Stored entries
* * *

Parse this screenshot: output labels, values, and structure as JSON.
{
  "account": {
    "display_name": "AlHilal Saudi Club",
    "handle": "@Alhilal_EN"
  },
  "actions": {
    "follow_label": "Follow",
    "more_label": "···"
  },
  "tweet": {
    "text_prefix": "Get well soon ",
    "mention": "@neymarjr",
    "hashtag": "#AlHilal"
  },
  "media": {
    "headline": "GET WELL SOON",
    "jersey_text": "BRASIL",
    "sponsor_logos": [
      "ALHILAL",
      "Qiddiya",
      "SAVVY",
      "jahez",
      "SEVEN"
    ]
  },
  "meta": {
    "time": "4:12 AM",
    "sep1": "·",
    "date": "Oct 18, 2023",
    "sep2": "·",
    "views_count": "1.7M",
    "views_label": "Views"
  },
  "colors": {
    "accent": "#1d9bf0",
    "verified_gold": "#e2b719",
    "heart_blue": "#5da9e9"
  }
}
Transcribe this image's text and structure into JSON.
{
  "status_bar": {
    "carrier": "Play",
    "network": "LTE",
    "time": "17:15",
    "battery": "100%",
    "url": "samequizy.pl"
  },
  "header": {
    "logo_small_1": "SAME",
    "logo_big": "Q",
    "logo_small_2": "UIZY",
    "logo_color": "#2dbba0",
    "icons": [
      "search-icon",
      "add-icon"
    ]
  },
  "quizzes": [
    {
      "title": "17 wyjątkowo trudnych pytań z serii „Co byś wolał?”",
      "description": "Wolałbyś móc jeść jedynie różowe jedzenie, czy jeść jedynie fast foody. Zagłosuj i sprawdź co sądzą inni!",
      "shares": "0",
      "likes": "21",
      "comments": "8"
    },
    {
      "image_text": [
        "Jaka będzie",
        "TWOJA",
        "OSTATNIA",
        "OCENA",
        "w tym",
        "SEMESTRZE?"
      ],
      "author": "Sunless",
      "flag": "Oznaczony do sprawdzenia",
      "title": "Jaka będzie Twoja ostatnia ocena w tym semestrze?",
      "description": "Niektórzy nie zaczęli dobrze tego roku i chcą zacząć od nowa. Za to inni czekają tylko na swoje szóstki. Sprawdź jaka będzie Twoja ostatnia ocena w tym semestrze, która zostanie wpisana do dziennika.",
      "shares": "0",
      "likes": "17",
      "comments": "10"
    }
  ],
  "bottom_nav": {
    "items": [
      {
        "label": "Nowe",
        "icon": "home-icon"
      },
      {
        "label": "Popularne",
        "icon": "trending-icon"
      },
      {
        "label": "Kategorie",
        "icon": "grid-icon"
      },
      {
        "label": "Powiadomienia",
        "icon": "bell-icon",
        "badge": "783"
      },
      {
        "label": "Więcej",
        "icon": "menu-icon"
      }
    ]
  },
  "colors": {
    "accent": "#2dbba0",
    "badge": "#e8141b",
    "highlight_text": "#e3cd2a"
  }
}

* * *

■ WHAT TO DO:
Locate the word "this" in the data above. Copy every line carrying it.

■ TASK RESULT:
Parse this screenshot: output labels, values, and structure as JSON.
Transcribe this image's text and structure into JSON.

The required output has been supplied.